--- start ---
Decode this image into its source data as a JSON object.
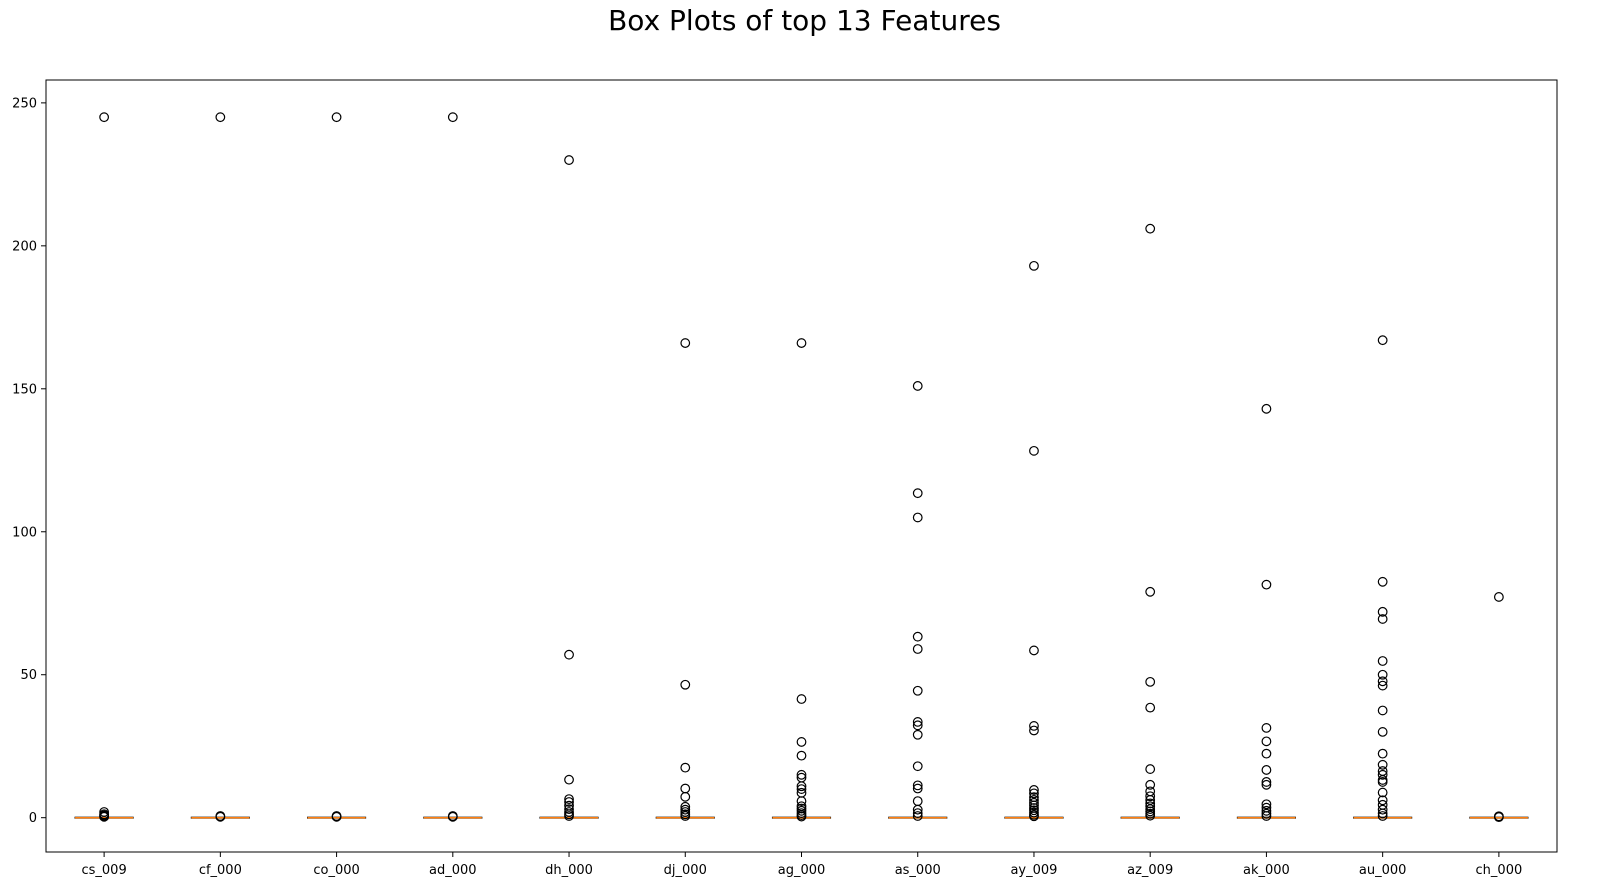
{
  "chart_data": {
    "type": "box",
    "title": "Box Plots of top 13 Features",
    "xlabel": "",
    "ylabel": "",
    "ylim": [
      -12,
      258
    ],
    "yticks": [
      0,
      50,
      100,
      150,
      200,
      250
    ],
    "grid": false,
    "colors": {
      "median": "#ff7f0e",
      "box": "#000000",
      "outlier_edge": "#000000"
    },
    "categories": [
      "cs_009",
      "cf_000",
      "co_000",
      "ad_000",
      "dh_000",
      "dj_000",
      "ag_000",
      "as_000",
      "ay_009",
      "az_009",
      "ak_000",
      "au_000",
      "ch_000"
    ],
    "boxes": [
      {
        "label": "cs_009",
        "q1": 0,
        "median": 0,
        "q3": 0,
        "whisker_low": 0,
        "whisker_high": 0,
        "outliers": [
          245,
          2,
          1.2,
          0.8,
          0.5,
          0.3
        ]
      },
      {
        "label": "cf_000",
        "q1": 0,
        "median": 0,
        "q3": 0,
        "whisker_low": 0,
        "whisker_high": 0,
        "outliers": [
          245,
          0.6,
          0.3
        ]
      },
      {
        "label": "co_000",
        "q1": 0,
        "median": 0,
        "q3": 0,
        "whisker_low": 0,
        "whisker_high": 0,
        "outliers": [
          245,
          0.6,
          0.3
        ]
      },
      {
        "label": "ad_000",
        "q1": 0,
        "median": 0,
        "q3": 0,
        "whisker_low": 0,
        "whisker_high": 0,
        "outliers": [
          245,
          0.6,
          0.3
        ]
      },
      {
        "label": "dh_000",
        "q1": 0,
        "median": 0,
        "q3": 0,
        "whisker_low": 0,
        "whisker_high": 0,
        "outliers": [
          230,
          57,
          13.3,
          6.5,
          5.5,
          4.2,
          3,
          2,
          1.2,
          0.6
        ]
      },
      {
        "label": "dj_000",
        "q1": 0,
        "median": 0,
        "q3": 0,
        "whisker_low": 0,
        "whisker_high": 0,
        "outliers": [
          166,
          46.5,
          17.5,
          10.2,
          7.3,
          3.8,
          2.8,
          2,
          1.2,
          0.6
        ]
      },
      {
        "label": "ag_000",
        "q1": 0,
        "median": 0,
        "q3": 0,
        "whisker_low": 0,
        "whisker_high": 0,
        "outliers": [
          166,
          41.5,
          26.5,
          21.7,
          15,
          14,
          11,
          10,
          8.7,
          5.8,
          4,
          3.2,
          2.4,
          1.6,
          0.9,
          0.4
        ]
      },
      {
        "label": "as_000",
        "q1": 0,
        "median": 0,
        "q3": 0,
        "whisker_low": 0,
        "whisker_high": 0,
        "outliers": [
          151,
          113.5,
          105,
          63.3,
          59,
          44.4,
          33.5,
          32.3,
          29,
          18,
          11.3,
          10.2,
          5.8,
          2.8,
          1.6,
          0.6
        ]
      },
      {
        "label": "ay_009",
        "q1": 0,
        "median": 0,
        "q3": 0,
        "whisker_low": 0,
        "whisker_high": 0,
        "outliers": [
          193,
          128.3,
          58.5,
          32.1,
          30.5,
          9.7,
          8.5,
          7.2,
          6.2,
          5.2,
          4.3,
          3.4,
          2.6,
          1.8,
          1,
          0.5
        ]
      },
      {
        "label": "az_009",
        "q1": 0,
        "median": 0,
        "q3": 0,
        "whisker_low": 0,
        "whisker_high": 0,
        "outliers": [
          206,
          79,
          47.5,
          38.5,
          17,
          11.5,
          9.2,
          7.5,
          6.2,
          5,
          4,
          3,
          2.2,
          1.4,
          0.7
        ]
      },
      {
        "label": "ak_000",
        "q1": 0,
        "median": 0,
        "q3": 0,
        "whisker_low": 0,
        "whisker_high": 0,
        "outliers": [
          143,
          81.5,
          31.4,
          26.7,
          22.4,
          16.7,
          12.5,
          11.5,
          4.7,
          3.5,
          2.4,
          1.4,
          0.6
        ]
      },
      {
        "label": "au_000",
        "q1": 0,
        "median": 0,
        "q3": 0,
        "whisker_low": 0,
        "whisker_high": 0,
        "outliers": [
          167,
          82.5,
          72,
          69.5,
          54.8,
          50,
          47.7,
          46.2,
          37.5,
          30,
          22.4,
          18.5,
          16.3,
          15,
          13.2,
          12.5,
          8.8,
          6.1,
          4.5,
          2.8,
          1.5,
          0.6
        ]
      },
      {
        "label": "ch_000",
        "q1": 0,
        "median": 0,
        "q3": 0,
        "whisker_low": 0,
        "whisker_high": 0,
        "outliers": [
          77.2,
          0.5,
          0.2
        ]
      }
    ]
  }
}
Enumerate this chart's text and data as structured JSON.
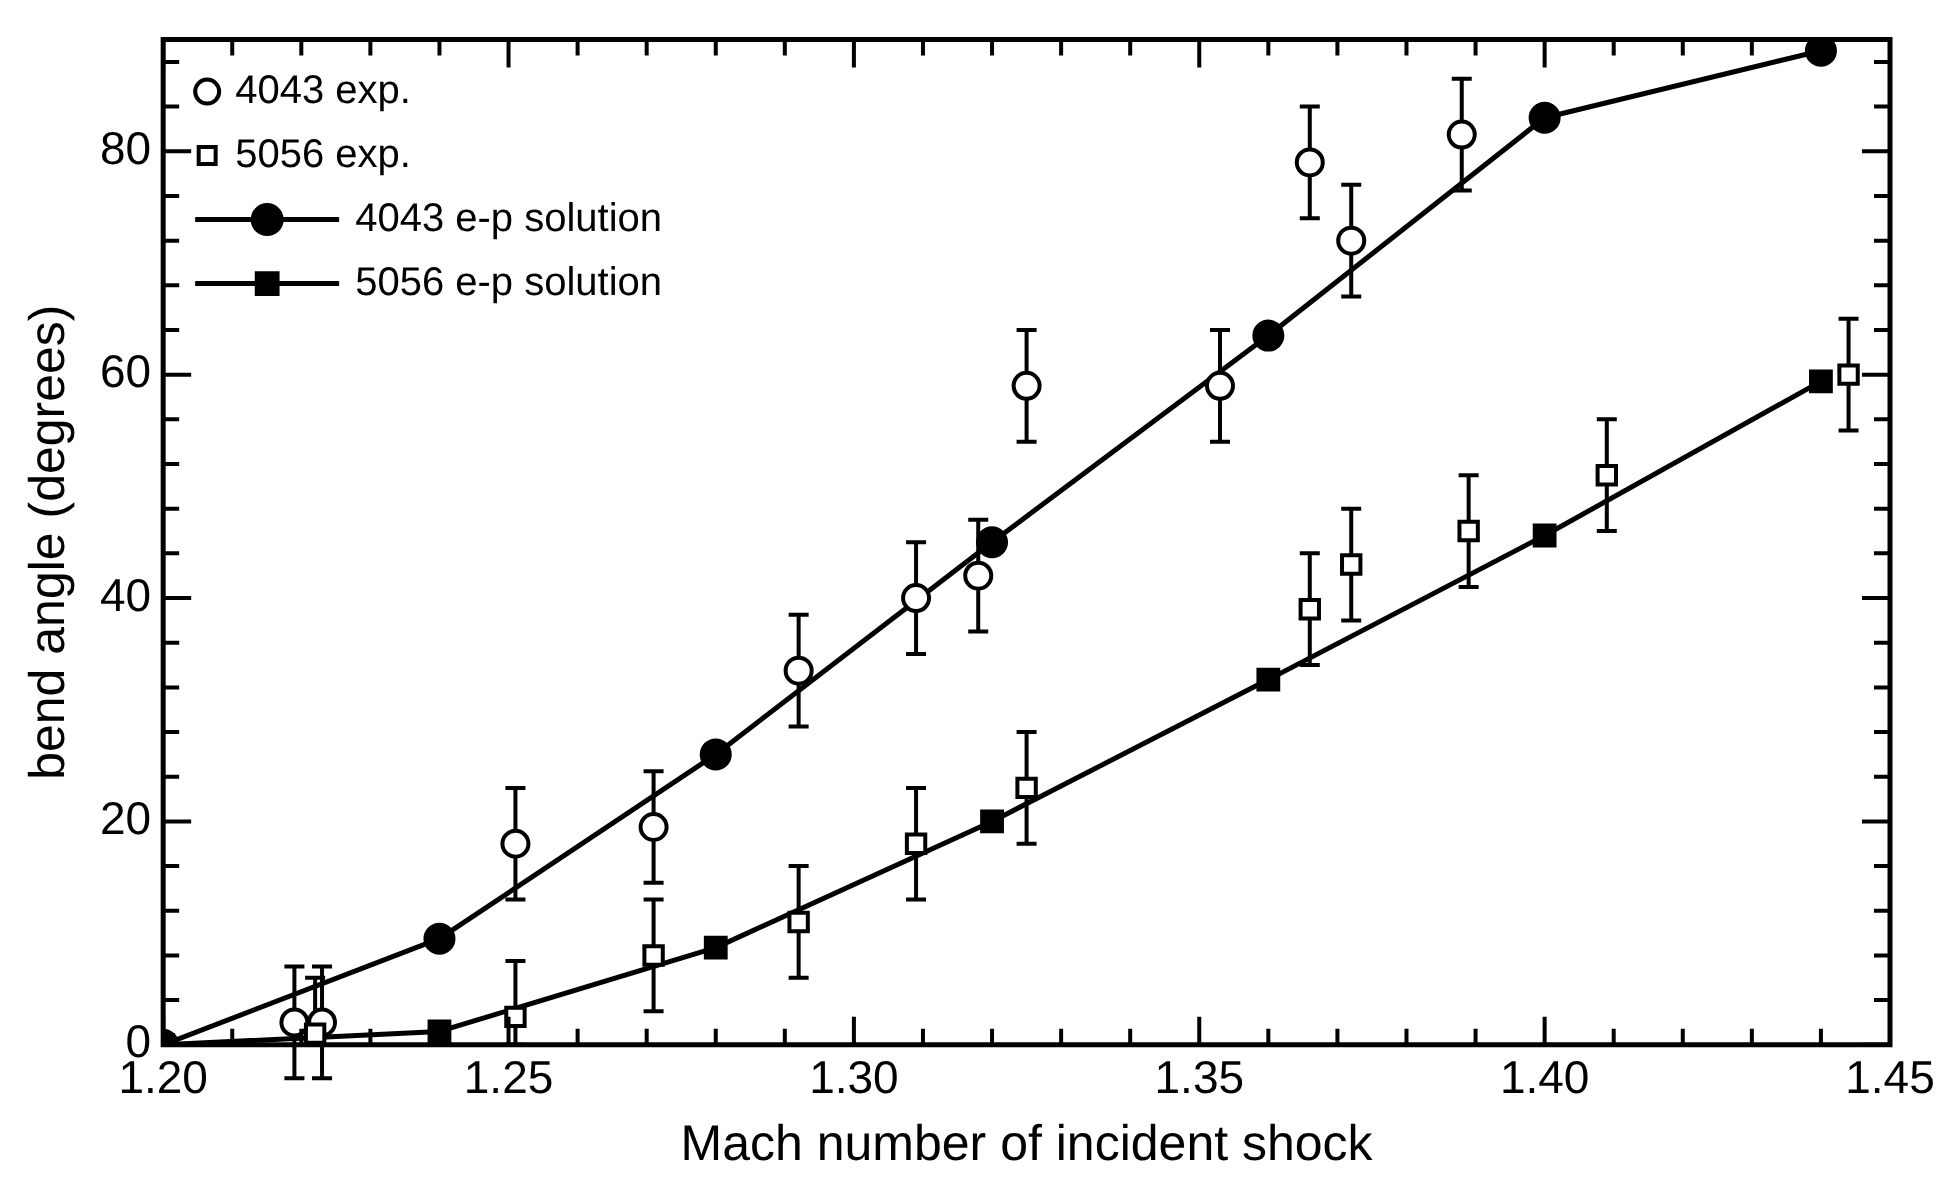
--- end ---
* To do: Scan the material above. Extract every line in which the word "this" occurs.

* Task response:
Decode this image into its source data as a JSON object.
Enumerate this chart's text and data as structured JSON.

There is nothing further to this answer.